§ Page:
NASD Appeal - definition of associated principal.

Days between appeal and decision – 11 months, 10 days.
Days between last brief and decision – 8 months, 4 days.
Pages – 10.


The Commission sustained the NASD finding that respondent acted as a general securities principal while his registration was suspended between 2002 and 2004. The NASD barred respondent and fined his firm $15,000 and assessed costs of $4,141. Respondent was pro se.

Respondent claimed that the firm had another principal who was properly licensed. The Commission held that "[t]he fact that a member firm properly registers one principal who exercises managerial authority does not mean that other associated persons who act as principals need not be registered as principals."

This was a routine matter that involved application of long standing precedent. Under the circumstances eight months to issue an opinion seems excessive.

Key points

  • The following conduct constituted association with a firm: supervision of a registered representative's 180 transactions; receipt of an override commission based on sales by a registered representative; attestation to the accuracy of the firm's annual audit reports; filing of a withdrawal form for the firm's registration in a state; filing an amendment to the firm's Form BD reflecting a previous NASD disciplinary action; amendment of the firm's CRD information listing himself as CEO of the firm; and signed and approved anti-money laundering procedures for the firm listing himself as program compliance officer.
  • The NASD defines a principal as a person who is "actively engaged in the management of the [member firm's] investment banking or securities business, including supervision, solicitation, conduct of business, or the training of persons associated" with a member firm.
  • Approving, signing, and filing required periodic financial reports, disclosure forms, and required compliance and supervisory procedures on behalf of a firm are management responsibilities that are to be performed by a principal.
  • Every associated person who holds an enumerated position and who has managerial responsibilities must be registered as a principal.

§ Work to do:
**A.** Return the stretch of the NASD appeal summary from "Days between last" through "opinion seems excessive.", copied word for word.
**B.** Resume the NASD appeal summary after its final sentence, continuing its own line of content.

§ Recorded information:
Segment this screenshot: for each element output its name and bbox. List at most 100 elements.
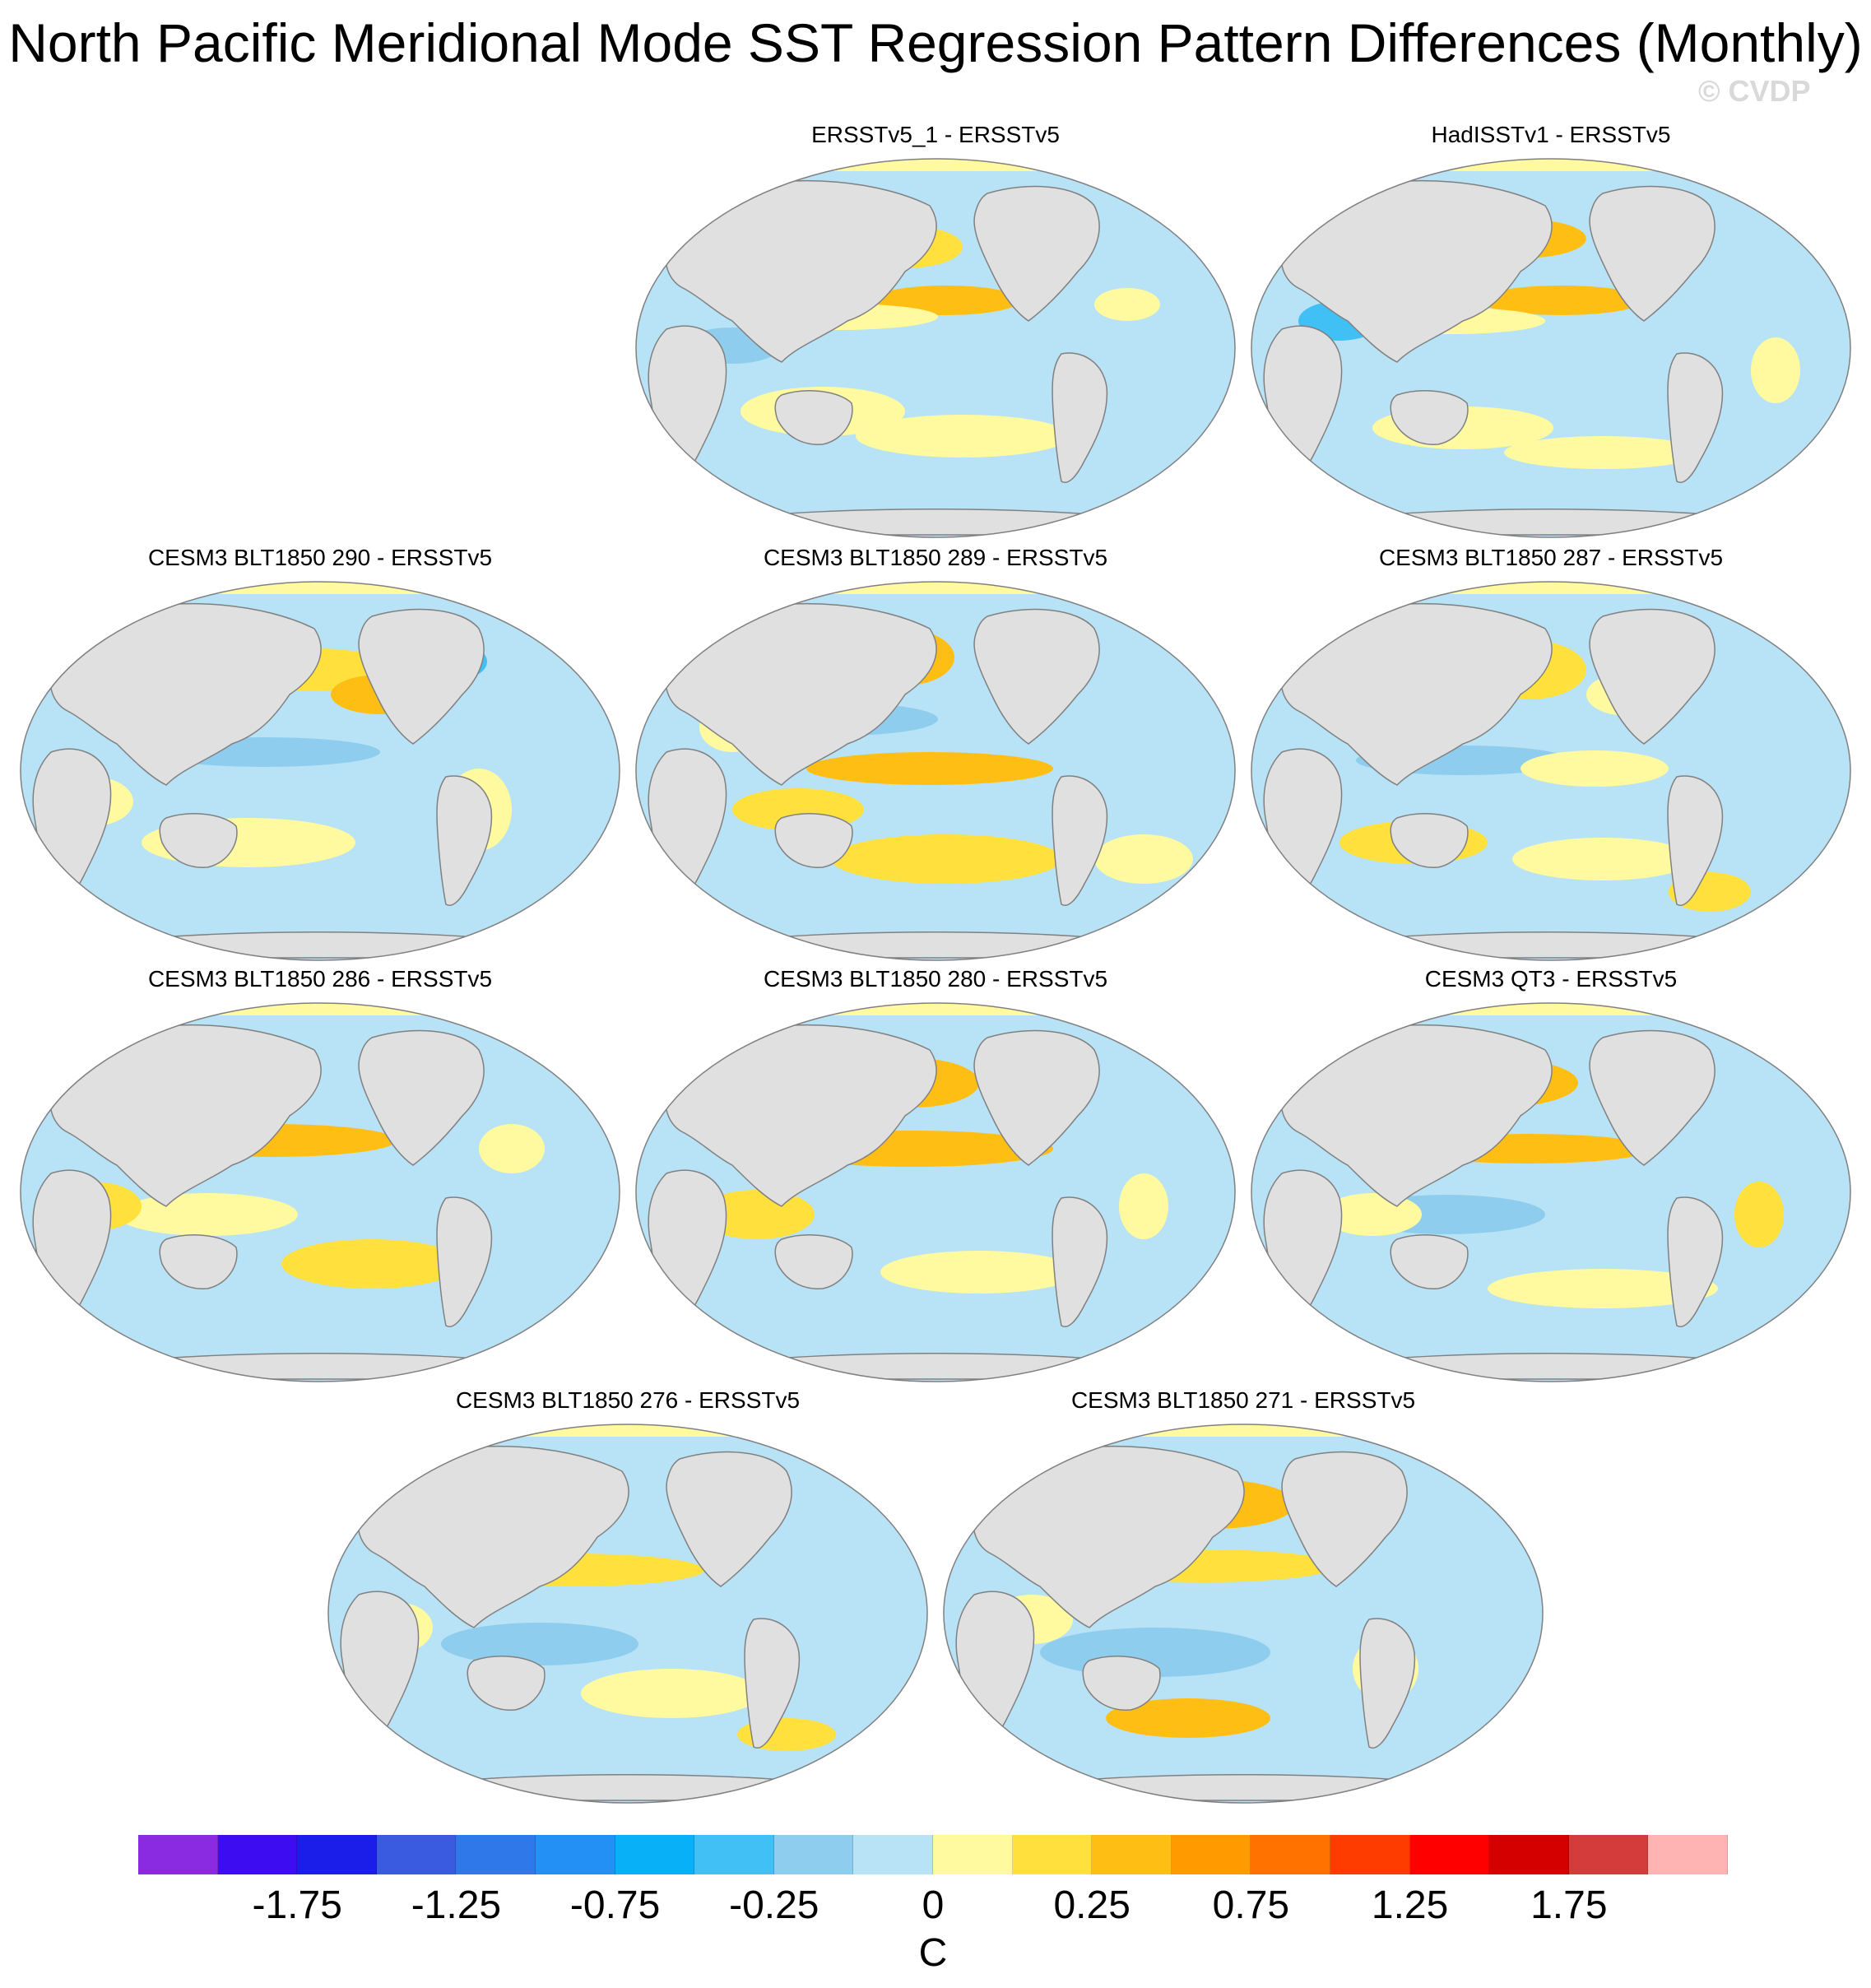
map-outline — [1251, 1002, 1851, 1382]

§ Expected outputs:
**A.**
Days between last brief and decision – 8 months, 4 days.
Pages – 10.


The Commission sustained the NASD finding that respondent acted as a general securities principal while his registration was suspended between 2002 and 2004. The NASD barred respondent and fined his firm $15,000 and assessed costs of $4,141. Respondent was pro se.

Respondent claimed that the firm had another principal who was properly licensed. The Commission held that "[t]he fact that a member firm properly registers one principal who exercises managerial authority does not mean that other associated persons who act as principals need not be registered as principals."

This was a routine matter that involved application of long standing precedent. Under the circumstances eight months to issue an opinion seems excessive.

**B.**
  • The firm was liable because a firm can only act through its agents and is accountable for the actions of its responsible officers.


In 2002 NASD suspended respondent from associating with his firm when he was not registered as a principal of the firm. During that time, he did the firm's bookkeeping, wrote checks on its bank account, and was solely responsible for supervision of the firm's salesman, prepared and filed the firm's FOCUS reports, filed an amendment to the firm's Form BD, and received compensation from the firm. Respondent and the firm were each fined $2,500 and respondent was required to requalify as a principal. If unable to requalify in 90 days, he was suspended as a principal until he did so.

Respondent took the above mentioned actions that rendered him a principal.

There is no reason to find that the NASD sanctions are excessive, oppressive or impose an unnecessary or inappropriate burden on competition. Absent a such a finding, the Commission must sustain the NASD sanctions. Here the sanctions are consistent with NASD Sanction Guidelines. The violations here were serious as they extended for almost two years. Further, the violations mirror those that resulted in his original suspension from association as a principal. During the two year period, respondent failed the principals examination three times. Finally, during the hearing, respondent demonstrated a cavalier attitude toward the principal registration requirements. It was respondent's obligation to make sure that only a properly registered individual acted as a principal of the firm.